▸ Your task
From the entries below, copy every line holding the word "Tocantins".
=== Recorded data ===
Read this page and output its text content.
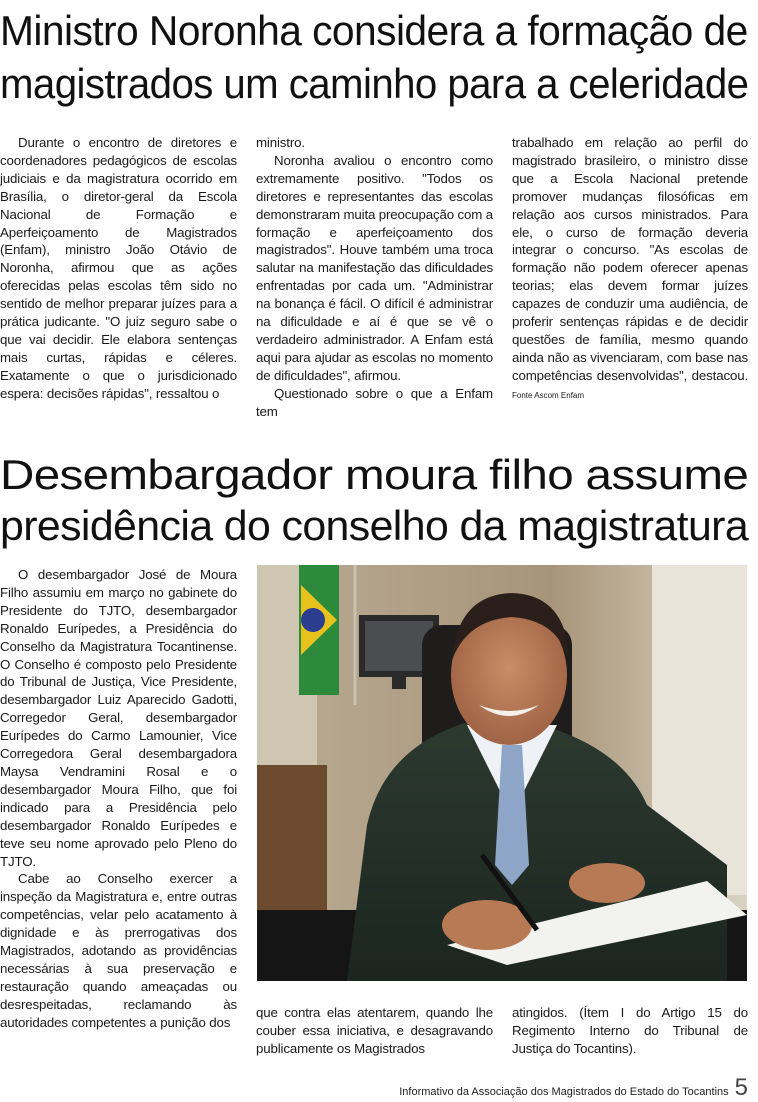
Ministro Noronha considera a formação de
magistrados um caminho para a celeridade

Durante o encontro de diretores e coordenadores pedagógicos de escolas judiciais e da magistratura ocorrido em Brasília, o diretor-geral da Escola Nacional de Formação e Aperfeiçoamento de Magistrados (Enfam), ministro João Otávio de Noronha, afirmou que as ações oferecidas pelas escolas têm sido no sentido de melhor preparar juízes para a prática judicante. "O juiz seguro sabe o que vai decidir. Ele elabora sentenças mais curtas, rápidas e céleres. Exatamente o que o jurisdicionado espera: decisões rápidas", ressaltou o

ministro.

Noronha avaliou o encontro como extremamente positivo. "Todos os diretores e representantes das escolas demonstraram muita preocupação com a formação e aperfeiçoamento dos magistrados". Houve também uma troca salutar na manifestação das dificuldades enfrentadas por cada um. "Administrar na bonança é fácil. O difícil é administrar na dificuldade e aí é que se vê o verdadeiro administrador. A Enfam está aqui para ajudar as escolas no momento de dificuldades", afirmou.

Questionado sobre o que a Enfam tem

trabalhado em relação ao perfil do magistrado brasileiro, o ministro disse que a Escola Nacional pretende promover mudanças filosóficas em relação aos cursos ministrados. Para ele, o curso de formação deveria integrar o concurso. "As escolas de formação não podem oferecer apenas teorias; elas devem formar juízes capazes de conduzir uma audiência, de proferir sentenças rápidas e de decidir questões de família, mesmo quando ainda não as vivenciaram, com base nas competências desenvolvidas", destacou. Fonte Ascom Enfam

Desembargador moura filho assume
presidência do conselho da magistratura

O desembargador José de Moura Filho assumiu em março no gabinete do Presidente do TJTO, desembargador Ronaldo Eurípedes, a Presidência do Conselho da Magistratura Tocantinense. O Conselho é composto pelo Presidente do Tribunal de Justiça, Vice Presidente, desembargador Luiz Aparecido Gadotti, Corregedor Geral, desembargador Eurípedes do Carmo Lamounier, Vice Corregedora Geral desembargadora Maysa Vendramini Rosal e o desembargador Moura Filho, que foi indicado para a Presidência pelo desembargador Ronaldo Eurípedes e teve seu nome aprovado pelo Pleno do TJTO.

Cabe ao Conselho exercer a inspeção da Magistratura e, entre outras competências, velar pelo acatamento à dignidade e às prerrogativas dos Magistrados, adotando as providências necessárias à sua preservação e restauração quando ameaçadas ou desrespeitadas, reclamando às autoridades competentes a punição dos

que contra elas atentarem, quando lhe couber essa iniciativa, e desagravando publicamente os Magistrados

atingidos. (Ítem I do Artigo 15 do Regimento Interno do Tribunal de Justiça do Tocantins).

Informativo da Associação dos Magistrados do Estado do Tocantins 5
===
▸ Final result
atingidos. (Ítem I do Artigo 15 do Regimento Interno do Tribunal de Justiça do Tocantins).
Informativo da Associação dos Magistrados do Estado do Tocantins 5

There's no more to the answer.